REQUEST:
Give every line of the data again, unchanged, but with no pictures.

begin AVAILABLE RECORDS

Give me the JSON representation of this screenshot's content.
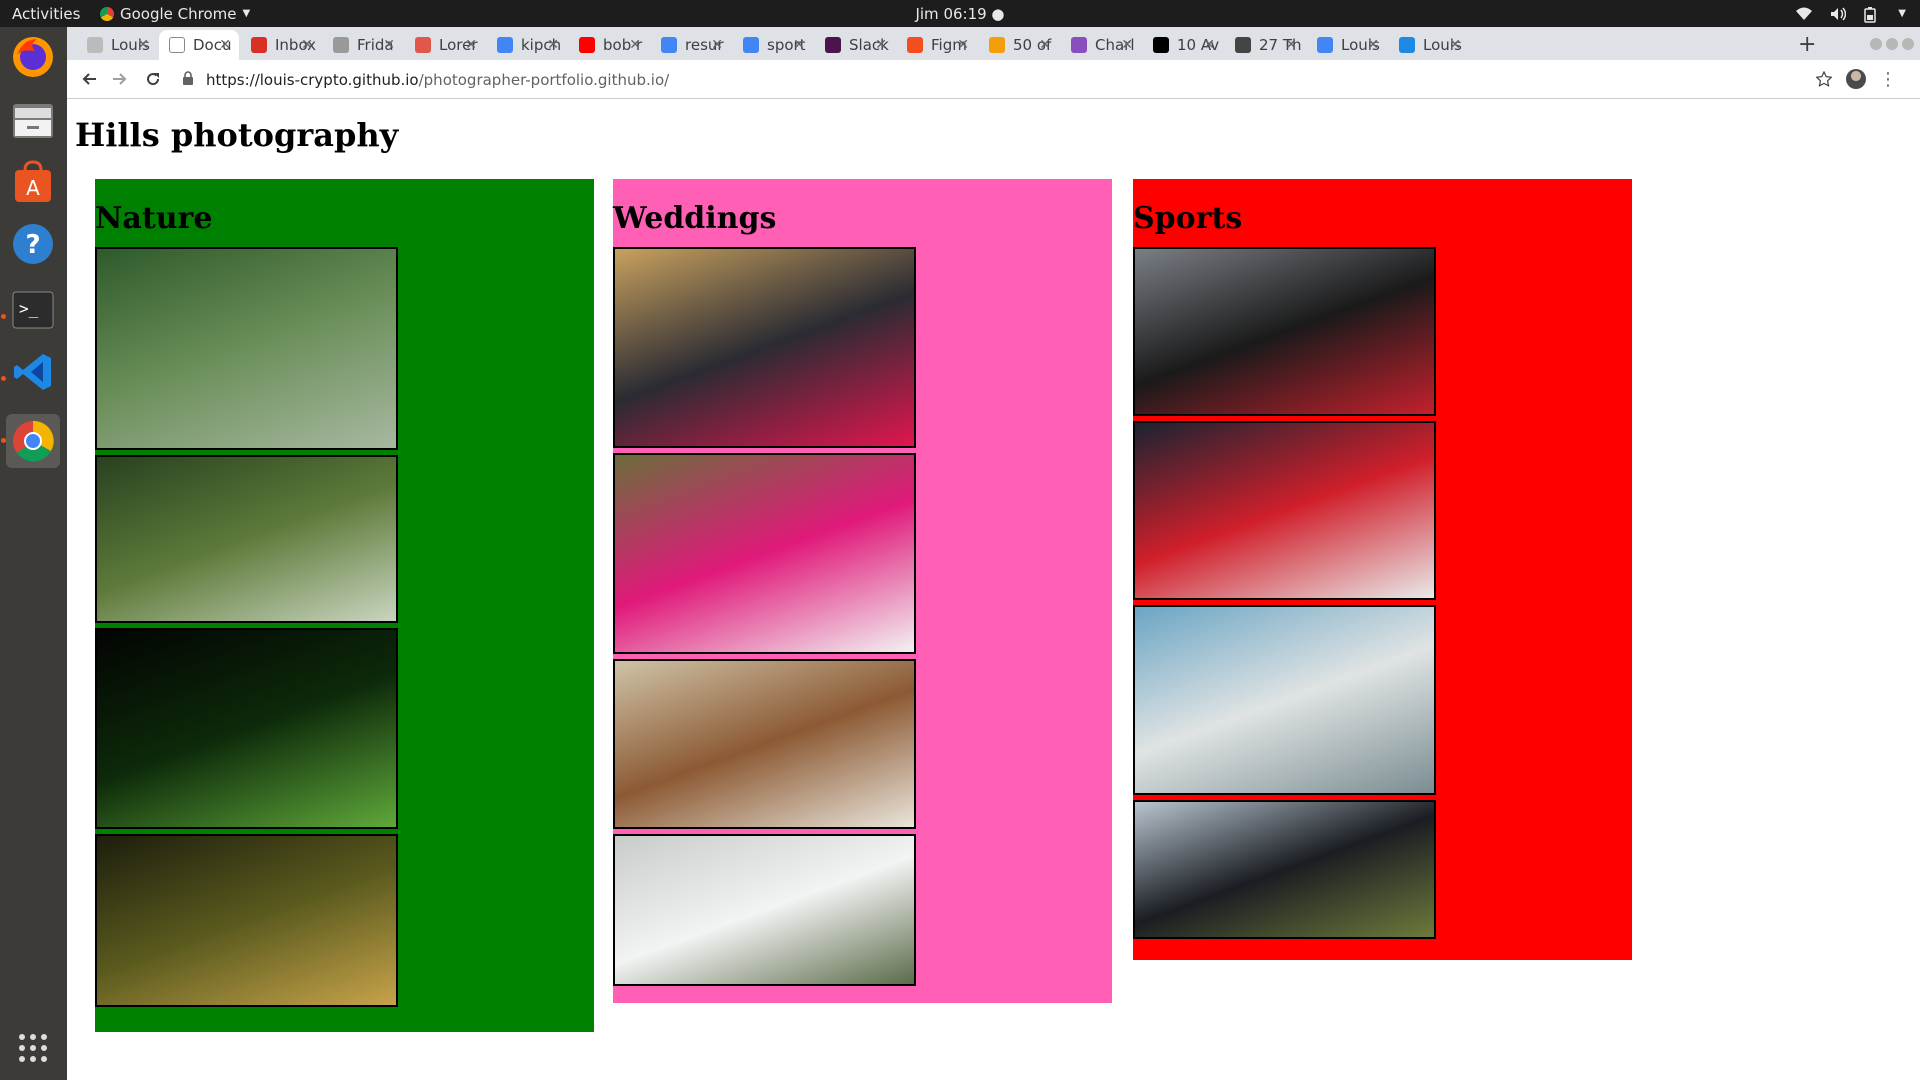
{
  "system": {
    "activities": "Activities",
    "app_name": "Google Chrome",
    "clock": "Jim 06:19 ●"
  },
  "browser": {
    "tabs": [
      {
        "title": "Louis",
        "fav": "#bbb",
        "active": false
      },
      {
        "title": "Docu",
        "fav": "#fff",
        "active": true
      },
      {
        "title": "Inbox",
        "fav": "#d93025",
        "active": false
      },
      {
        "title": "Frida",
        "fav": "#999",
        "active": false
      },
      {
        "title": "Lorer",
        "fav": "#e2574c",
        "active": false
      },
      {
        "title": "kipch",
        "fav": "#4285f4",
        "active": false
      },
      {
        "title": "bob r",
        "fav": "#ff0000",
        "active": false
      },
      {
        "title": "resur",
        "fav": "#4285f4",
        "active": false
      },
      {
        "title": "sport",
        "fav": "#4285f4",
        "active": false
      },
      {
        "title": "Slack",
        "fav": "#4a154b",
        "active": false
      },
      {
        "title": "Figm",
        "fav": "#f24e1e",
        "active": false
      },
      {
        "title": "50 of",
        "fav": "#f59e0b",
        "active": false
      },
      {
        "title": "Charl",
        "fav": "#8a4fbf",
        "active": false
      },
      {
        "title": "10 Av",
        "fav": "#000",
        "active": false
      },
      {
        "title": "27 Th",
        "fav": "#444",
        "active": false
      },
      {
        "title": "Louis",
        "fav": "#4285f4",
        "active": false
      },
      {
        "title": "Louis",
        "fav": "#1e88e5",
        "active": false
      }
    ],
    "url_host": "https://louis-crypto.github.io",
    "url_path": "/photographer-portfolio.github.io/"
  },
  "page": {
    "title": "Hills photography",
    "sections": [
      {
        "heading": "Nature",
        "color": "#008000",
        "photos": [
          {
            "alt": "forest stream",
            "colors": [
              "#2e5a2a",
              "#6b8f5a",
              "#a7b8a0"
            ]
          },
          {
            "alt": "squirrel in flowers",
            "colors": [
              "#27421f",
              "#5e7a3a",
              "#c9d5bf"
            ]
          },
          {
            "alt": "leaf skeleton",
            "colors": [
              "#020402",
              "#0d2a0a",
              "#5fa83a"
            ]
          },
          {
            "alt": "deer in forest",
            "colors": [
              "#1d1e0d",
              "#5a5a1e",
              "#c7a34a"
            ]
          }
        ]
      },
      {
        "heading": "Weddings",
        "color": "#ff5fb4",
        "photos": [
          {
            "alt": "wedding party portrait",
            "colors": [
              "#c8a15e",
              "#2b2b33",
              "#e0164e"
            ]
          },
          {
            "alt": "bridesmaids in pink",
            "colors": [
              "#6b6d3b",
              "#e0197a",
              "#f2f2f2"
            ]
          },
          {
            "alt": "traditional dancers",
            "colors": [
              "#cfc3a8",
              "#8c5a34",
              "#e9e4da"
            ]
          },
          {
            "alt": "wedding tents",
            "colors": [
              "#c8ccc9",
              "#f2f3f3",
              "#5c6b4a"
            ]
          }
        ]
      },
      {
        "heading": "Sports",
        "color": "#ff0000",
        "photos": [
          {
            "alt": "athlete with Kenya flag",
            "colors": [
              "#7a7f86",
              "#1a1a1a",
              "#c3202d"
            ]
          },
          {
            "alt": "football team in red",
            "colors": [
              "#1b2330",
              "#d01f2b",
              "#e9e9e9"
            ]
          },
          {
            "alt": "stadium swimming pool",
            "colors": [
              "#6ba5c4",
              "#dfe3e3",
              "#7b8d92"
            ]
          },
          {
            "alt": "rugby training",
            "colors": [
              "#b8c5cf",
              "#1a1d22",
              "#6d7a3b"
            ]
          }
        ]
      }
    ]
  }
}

end AVAILABLE RECORDS

RESPONSE TO THIS EXERCISE:
Give me the JSON representation of this screenshot's content.
{
  "system": {
    "activities": "Activities",
    "app_name": "Google Chrome",
    "clock": "Jim 06:19 ●"
  },
  "browser": {
    "tabs": [
      {
        "title": "Louis",
        "fav": "#bbb",
        "active": false
      },
      {
        "title": "Docu",
        "fav": "#fff",
        "active": true
      },
      {
        "title": "Inbox",
        "fav": "#d93025",
        "active": false
      },
      {
        "title": "Frida",
        "fav": "#999",
        "active": false
      },
      {
        "title": "Lorer",
        "fav": "#e2574c",
        "active": false
      },
      {
        "title": "kipch",
        "fav": "#4285f4",
        "active": false
      },
      {
        "title": "bob r",
        "fav": "#ff0000",
        "active": false
      },
      {
        "title": "resur",
        "fav": "#4285f4",
        "active": false
      },
      {
        "title": "sport",
        "fav": "#4285f4",
        "active": false
      },
      {
        "title": "Slack",
        "fav": "#4a154b",
        "active": false
      },
      {
        "title": "Figm",
        "fav": "#f24e1e",
        "active": false
      },
      {
        "title": "50 of",
        "fav": "#f59e0b",
        "active": false
      },
      {
        "title": "Charl",
        "fav": "#8a4fbf",
        "active": false
      },
      {
        "title": "10 Av",
        "fav": "#000",
        "active": false
      },
      {
        "title": "27 Th",
        "fav": "#444",
        "active": false
      },
      {
        "title": "Louis",
        "fav": "#4285f4",
        "active": false
      },
      {
        "title": "Louis",
        "fav": "#1e88e5",
        "active": false
      }
    ],
    "url_host": "https://louis-crypto.github.io",
    "url_path": "/photographer-portfolio.github.io/"
  },
  "page": {
    "title": "Hills photography",
    "sections": [
      {
        "heading": "Nature",
        "color": "#008000",
        "photos": [
          {
            "alt": "forest stream",
            "colors": [
              "#2e5a2a",
              "#6b8f5a",
              "#a7b8a0"
            ]
          },
          {
            "alt": "squirrel in flowers",
            "colors": [
              "#27421f",
              "#5e7a3a",
              "#c9d5bf"
            ]
          },
          {
            "alt": "leaf skeleton",
            "colors": [
              "#020402",
              "#0d2a0a",
              "#5fa83a"
            ]
          },
          {
            "alt": "deer in forest",
            "colors": [
              "#1d1e0d",
              "#5a5a1e",
              "#c7a34a"
            ]
          }
        ]
      },
      {
        "heading": "Weddings",
        "color": "#ff5fb4",
        "photos": [
          {
            "alt": "wedding party portrait",
            "colors": [
              "#c8a15e",
              "#2b2b33",
              "#e0164e"
            ]
          },
          {
            "alt": "bridesmaids in pink",
            "colors": [
              "#6b6d3b",
              "#e0197a",
              "#f2f2f2"
            ]
          },
          {
            "alt": "traditional dancers",
            "colors": [
              "#cfc3a8",
              "#8c5a34",
              "#e9e4da"
            ]
          },
          {
            "alt": "wedding tents",
            "colors": [
              "#c8ccc9",
              "#f2f3f3",
              "#5c6b4a"
            ]
          }
        ]
      },
      {
        "heading": "Sports",
        "color": "#ff0000",
        "photos": [
          {
            "alt": "athlete with Kenya flag",
            "colors": [
              "#7a7f86",
              "#1a1a1a",
              "#c3202d"
            ]
          },
          {
            "alt": "football team in red",
            "colors": [
              "#1b2330",
              "#d01f2b",
              "#e9e9e9"
            ]
          },
          {
            "alt": "stadium swimming pool",
            "colors": [
              "#6ba5c4",
              "#dfe3e3",
              "#7b8d92"
            ]
          },
          {
            "alt": "rugby training",
            "colors": [
              "#b8c5cf",
              "#1a1d22",
              "#6d7a3b"
            ]
          }
        ]
      }
    ]
  }
}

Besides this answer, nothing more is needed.